═══ TASK MATERIAL ═══

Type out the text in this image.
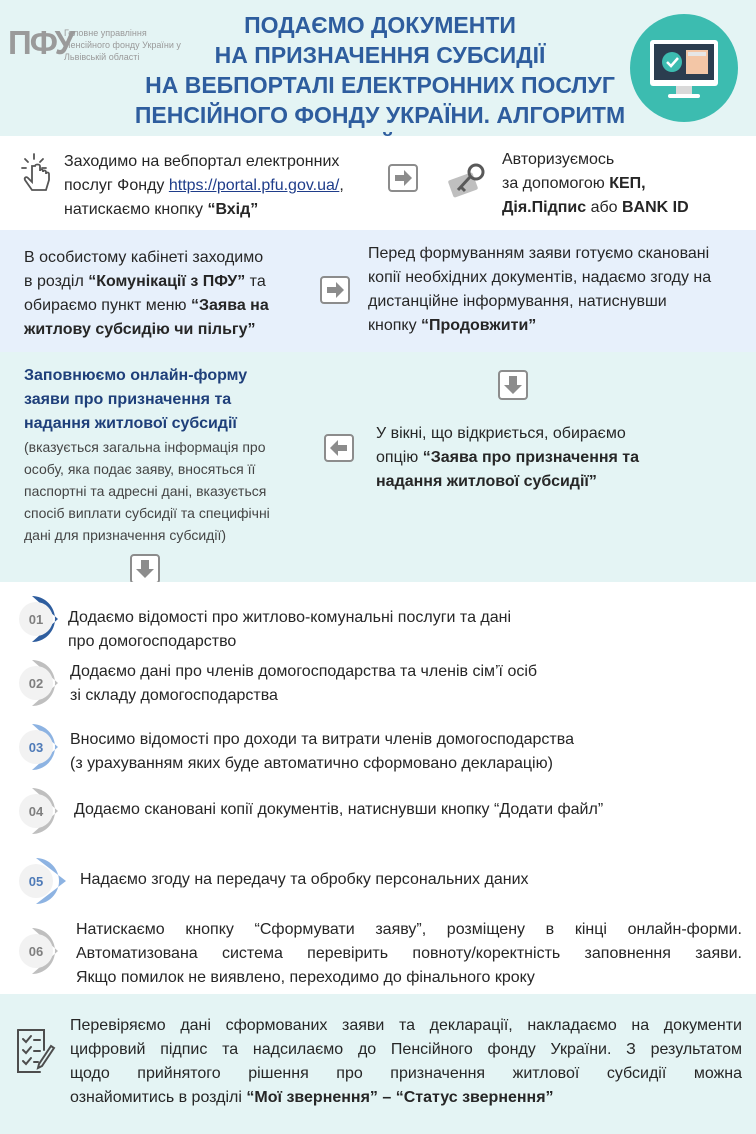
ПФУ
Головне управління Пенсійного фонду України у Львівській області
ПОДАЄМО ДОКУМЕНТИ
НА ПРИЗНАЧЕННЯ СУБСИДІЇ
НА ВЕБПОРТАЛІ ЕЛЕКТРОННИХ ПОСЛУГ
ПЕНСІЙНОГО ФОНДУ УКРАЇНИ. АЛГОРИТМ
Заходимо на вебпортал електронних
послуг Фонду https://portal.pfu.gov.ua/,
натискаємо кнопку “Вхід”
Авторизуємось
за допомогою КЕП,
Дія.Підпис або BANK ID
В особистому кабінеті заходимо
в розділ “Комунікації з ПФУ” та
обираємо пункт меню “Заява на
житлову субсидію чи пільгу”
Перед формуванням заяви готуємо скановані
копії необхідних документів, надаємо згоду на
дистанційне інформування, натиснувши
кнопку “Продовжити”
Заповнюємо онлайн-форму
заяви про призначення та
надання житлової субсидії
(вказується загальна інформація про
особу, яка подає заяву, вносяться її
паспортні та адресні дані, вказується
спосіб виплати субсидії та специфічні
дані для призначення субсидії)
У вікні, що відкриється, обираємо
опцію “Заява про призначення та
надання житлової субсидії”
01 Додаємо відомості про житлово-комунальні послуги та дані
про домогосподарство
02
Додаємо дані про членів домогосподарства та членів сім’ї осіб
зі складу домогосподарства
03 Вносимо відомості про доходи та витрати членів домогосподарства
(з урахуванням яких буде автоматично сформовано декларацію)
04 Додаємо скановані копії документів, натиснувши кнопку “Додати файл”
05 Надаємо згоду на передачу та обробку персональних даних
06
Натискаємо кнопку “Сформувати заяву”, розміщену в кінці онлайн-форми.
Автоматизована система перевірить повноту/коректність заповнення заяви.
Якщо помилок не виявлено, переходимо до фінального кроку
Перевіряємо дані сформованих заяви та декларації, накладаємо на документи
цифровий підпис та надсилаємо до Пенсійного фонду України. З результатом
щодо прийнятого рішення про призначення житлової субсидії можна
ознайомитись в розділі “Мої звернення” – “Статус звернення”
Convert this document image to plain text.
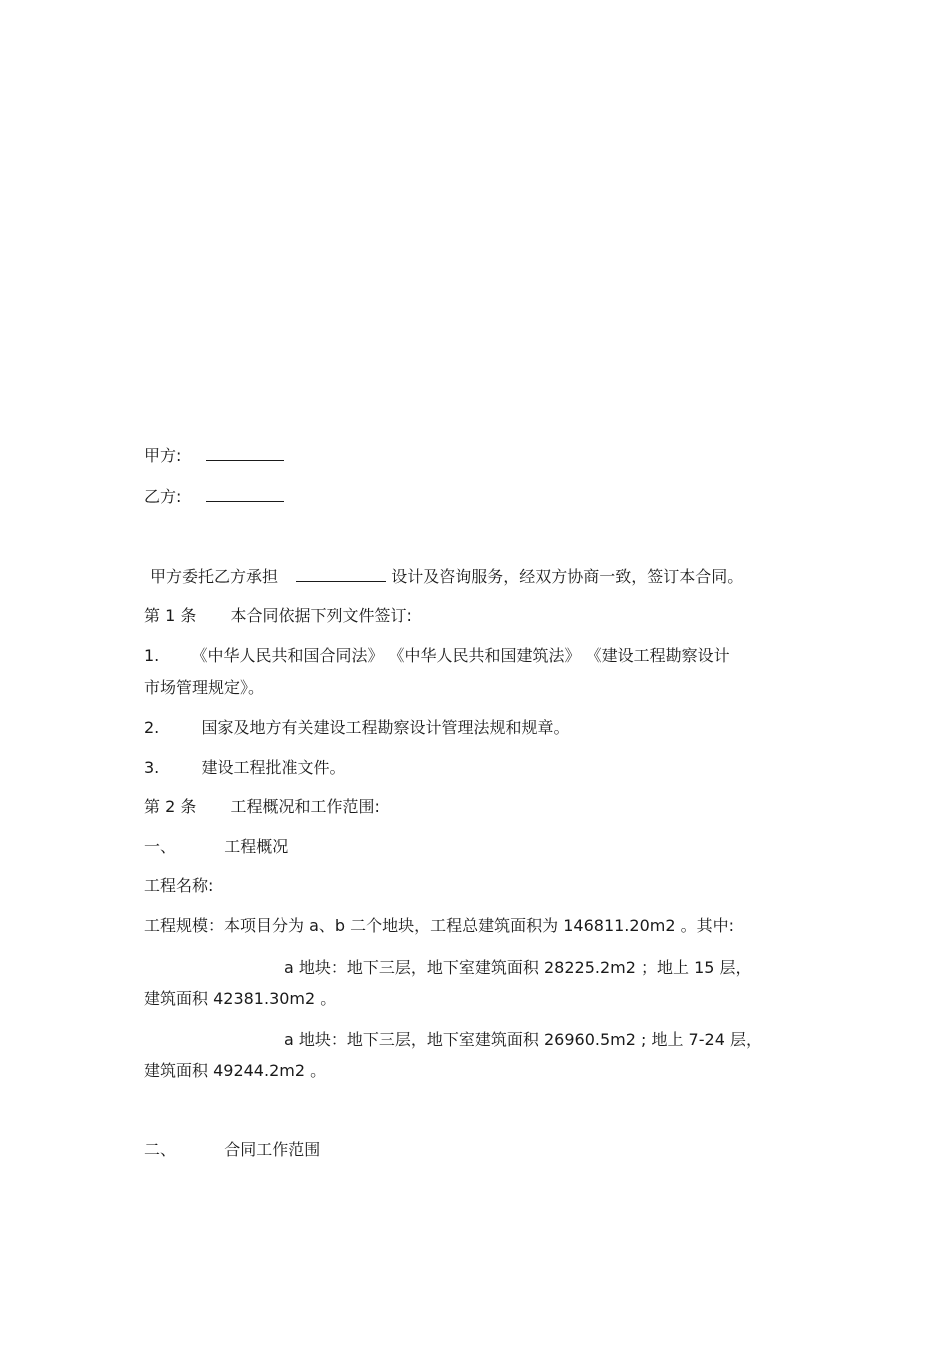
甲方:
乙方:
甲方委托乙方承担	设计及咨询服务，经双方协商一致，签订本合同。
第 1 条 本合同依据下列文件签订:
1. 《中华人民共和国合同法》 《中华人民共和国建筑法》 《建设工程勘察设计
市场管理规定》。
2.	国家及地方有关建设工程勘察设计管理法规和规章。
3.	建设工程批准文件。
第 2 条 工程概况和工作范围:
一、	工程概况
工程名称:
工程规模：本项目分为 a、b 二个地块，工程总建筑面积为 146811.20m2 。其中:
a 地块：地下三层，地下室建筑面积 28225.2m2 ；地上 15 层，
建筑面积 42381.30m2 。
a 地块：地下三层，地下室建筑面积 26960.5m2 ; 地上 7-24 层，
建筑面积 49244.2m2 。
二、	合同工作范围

═══

### DIRECTIVE:
Which lines above contain "地下三层"? Show each of them.

### WRITTEN ANSWER:
a 地块：地下三层，地下室建筑面积 28225.2m2 ；地上 15 层，
a 地块：地下三层，地下室建筑面积 26960.5m2 ; 地上 7-24 层，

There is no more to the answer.